# BRIEF
Reproduce exactly the lines from the one containing "Read out every word on this page." through the last line of the data, both ends included.

[Dataset items]
┄┄┄┄┄┄┄┄┄┄┄┄┄┄┄┄┄┄┄┄
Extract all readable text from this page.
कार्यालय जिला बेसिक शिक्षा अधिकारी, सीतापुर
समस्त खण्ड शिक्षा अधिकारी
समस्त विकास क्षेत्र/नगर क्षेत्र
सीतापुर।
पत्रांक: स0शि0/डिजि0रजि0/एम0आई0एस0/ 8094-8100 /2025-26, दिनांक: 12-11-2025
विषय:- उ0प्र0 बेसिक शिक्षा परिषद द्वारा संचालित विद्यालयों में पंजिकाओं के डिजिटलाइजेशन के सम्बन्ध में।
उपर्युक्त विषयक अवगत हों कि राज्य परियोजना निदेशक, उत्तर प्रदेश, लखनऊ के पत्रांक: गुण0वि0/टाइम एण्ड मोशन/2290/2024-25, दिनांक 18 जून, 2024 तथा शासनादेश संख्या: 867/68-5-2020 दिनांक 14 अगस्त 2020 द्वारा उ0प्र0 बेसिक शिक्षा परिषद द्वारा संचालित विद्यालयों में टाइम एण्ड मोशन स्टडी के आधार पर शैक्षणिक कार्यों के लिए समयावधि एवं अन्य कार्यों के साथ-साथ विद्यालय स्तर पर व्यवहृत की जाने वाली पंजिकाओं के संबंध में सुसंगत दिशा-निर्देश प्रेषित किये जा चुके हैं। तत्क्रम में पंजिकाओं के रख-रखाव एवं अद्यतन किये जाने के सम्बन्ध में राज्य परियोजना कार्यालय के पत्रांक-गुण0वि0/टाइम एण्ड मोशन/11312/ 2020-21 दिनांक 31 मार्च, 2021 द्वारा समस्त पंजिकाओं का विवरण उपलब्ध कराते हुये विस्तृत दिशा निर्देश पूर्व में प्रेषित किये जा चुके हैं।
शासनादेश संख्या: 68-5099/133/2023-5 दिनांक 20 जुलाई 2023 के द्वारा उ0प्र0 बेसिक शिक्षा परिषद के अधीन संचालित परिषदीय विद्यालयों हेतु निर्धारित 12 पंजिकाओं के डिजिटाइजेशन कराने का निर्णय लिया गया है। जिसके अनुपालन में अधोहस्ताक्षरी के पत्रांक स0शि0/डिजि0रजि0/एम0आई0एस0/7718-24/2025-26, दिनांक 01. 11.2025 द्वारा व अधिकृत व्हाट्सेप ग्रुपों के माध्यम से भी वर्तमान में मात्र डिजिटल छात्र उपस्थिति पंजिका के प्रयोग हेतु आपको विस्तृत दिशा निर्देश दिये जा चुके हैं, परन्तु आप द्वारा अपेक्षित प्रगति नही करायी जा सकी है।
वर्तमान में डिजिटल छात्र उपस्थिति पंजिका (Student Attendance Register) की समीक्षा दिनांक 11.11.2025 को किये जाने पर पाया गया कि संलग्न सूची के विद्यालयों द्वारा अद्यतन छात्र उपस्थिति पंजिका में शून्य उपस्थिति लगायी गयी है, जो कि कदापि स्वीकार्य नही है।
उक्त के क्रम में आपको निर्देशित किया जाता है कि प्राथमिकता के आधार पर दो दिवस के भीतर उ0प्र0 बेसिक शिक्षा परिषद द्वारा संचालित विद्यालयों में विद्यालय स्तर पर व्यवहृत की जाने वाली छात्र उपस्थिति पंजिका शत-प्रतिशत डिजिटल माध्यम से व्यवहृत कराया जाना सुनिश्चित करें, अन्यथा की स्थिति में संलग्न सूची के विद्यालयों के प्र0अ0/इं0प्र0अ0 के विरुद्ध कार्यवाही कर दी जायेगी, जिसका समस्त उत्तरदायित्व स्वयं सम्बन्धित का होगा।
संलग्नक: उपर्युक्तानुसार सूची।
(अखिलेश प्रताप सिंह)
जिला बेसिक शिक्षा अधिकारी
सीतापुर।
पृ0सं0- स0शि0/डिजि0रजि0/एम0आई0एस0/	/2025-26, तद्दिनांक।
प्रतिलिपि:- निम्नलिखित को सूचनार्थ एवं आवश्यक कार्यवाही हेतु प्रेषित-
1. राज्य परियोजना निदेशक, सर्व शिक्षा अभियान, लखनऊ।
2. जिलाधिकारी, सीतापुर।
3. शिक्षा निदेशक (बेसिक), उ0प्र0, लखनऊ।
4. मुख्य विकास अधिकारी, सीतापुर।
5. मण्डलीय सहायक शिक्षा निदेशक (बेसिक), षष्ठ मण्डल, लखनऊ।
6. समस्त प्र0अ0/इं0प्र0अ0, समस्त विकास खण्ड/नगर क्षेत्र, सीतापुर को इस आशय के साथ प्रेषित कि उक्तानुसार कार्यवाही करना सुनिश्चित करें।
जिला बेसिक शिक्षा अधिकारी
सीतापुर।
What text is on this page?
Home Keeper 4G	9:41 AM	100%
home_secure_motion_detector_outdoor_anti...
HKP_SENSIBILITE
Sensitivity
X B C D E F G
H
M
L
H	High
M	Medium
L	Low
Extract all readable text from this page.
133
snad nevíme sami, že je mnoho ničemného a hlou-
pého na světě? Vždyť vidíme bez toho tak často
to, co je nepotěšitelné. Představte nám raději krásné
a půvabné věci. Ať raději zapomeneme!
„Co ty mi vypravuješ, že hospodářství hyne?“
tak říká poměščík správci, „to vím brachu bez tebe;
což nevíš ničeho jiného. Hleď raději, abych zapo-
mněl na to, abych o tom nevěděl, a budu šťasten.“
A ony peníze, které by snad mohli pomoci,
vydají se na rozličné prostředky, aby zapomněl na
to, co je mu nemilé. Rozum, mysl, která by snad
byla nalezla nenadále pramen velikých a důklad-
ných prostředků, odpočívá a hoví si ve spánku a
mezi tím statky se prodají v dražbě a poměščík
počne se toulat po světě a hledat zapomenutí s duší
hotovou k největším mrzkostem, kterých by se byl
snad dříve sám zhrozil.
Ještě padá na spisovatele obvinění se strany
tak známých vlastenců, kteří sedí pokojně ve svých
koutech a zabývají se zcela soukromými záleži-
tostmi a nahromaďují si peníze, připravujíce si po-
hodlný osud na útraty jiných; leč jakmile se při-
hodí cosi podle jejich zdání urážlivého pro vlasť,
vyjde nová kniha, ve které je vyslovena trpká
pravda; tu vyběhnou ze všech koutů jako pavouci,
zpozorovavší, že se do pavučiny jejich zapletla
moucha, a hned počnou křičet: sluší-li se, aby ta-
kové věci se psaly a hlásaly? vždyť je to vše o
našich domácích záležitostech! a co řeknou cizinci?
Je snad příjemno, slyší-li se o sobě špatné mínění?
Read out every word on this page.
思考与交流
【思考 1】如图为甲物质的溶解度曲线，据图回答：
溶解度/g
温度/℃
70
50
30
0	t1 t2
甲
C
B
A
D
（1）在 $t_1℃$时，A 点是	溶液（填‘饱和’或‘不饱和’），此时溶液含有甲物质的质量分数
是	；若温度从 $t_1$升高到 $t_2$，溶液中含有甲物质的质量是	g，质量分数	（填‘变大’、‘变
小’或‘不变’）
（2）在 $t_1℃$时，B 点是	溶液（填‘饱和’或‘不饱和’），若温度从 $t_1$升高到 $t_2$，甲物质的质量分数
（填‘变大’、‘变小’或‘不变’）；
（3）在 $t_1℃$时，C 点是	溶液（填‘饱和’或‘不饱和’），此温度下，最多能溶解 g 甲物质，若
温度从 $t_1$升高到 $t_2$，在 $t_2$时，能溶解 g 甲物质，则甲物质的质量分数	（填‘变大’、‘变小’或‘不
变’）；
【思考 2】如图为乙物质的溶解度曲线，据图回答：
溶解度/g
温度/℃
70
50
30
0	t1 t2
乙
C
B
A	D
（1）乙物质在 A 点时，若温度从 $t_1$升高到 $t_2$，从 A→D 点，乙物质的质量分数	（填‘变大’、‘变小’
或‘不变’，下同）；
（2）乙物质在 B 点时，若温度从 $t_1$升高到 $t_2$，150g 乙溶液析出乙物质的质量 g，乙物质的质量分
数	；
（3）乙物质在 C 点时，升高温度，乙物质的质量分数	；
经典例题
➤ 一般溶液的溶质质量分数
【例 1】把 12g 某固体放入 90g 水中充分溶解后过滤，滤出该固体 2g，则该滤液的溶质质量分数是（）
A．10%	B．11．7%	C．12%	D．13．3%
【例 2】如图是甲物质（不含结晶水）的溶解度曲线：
┄┄┄┄┄┄┄┄┄┄┄┄┄┄┄┄┄┄┄┄
# EXERCISE RESPONSE
Read out every word on this page.
思考与交流
【思考 1】如图为甲物质的溶解度曲线，据图回答：
溶解度/g
温度/℃
70
50
30
0	t1 t2
甲
C
B
A
D
（1）在 $t_1℃$时，A 点是	溶液（填‘饱和’或‘不饱和’），此时溶液含有甲物质的质量分数
是	；若温度从 $t_1$升高到 $t_2$，溶液中含有甲物质的质量是	g，质量分数	（填‘变大’、‘变
小’或‘不变’）
（2）在 $t_1℃$时，B 点是	溶液（填‘饱和’或‘不饱和’），若温度从 $t_1$升高到 $t_2$，甲物质的质量分数
（填‘变大’、‘变小’或‘不变’）；
（3）在 $t_1℃$时，C 点是	溶液（填‘饱和’或‘不饱和’），此温度下，最多能溶解 g 甲物质，若
温度从 $t_1$升高到 $t_2$，在 $t_2$时，能溶解 g 甲物质，则甲物质的质量分数	（填‘变大’、‘变小’或‘不
变’）；
【思考 2】如图为乙物质的溶解度曲线，据图回答：
溶解度/g
温度/℃
70
50
30
0	t1 t2
乙
C
B
A	D
（1）乙物质在 A 点时，若温度从 $t_1$升高到 $t_2$，从 A→D 点，乙物质的质量分数	（填‘变大’、‘变小’
或‘不变’，下同）；
（2）乙物质在 B 点时，若温度从 $t_1$升高到 $t_2$，150g 乙溶液析出乙物质的质量 g，乙物质的质量分
数	；
（3）乙物质在 C 点时，升高温度，乙物质的质量分数	；
经典例题
➤ 一般溶液的溶质质量分数
【例 1】把 12g 某固体放入 90g 水中充分溶解后过滤，滤出该固体 2g，则该滤液的溶质质量分数是（）
A．10%	B．11．7%	C．12%	D．13．3%
【例 2】如图是甲物质（不含结晶水）的溶解度曲线：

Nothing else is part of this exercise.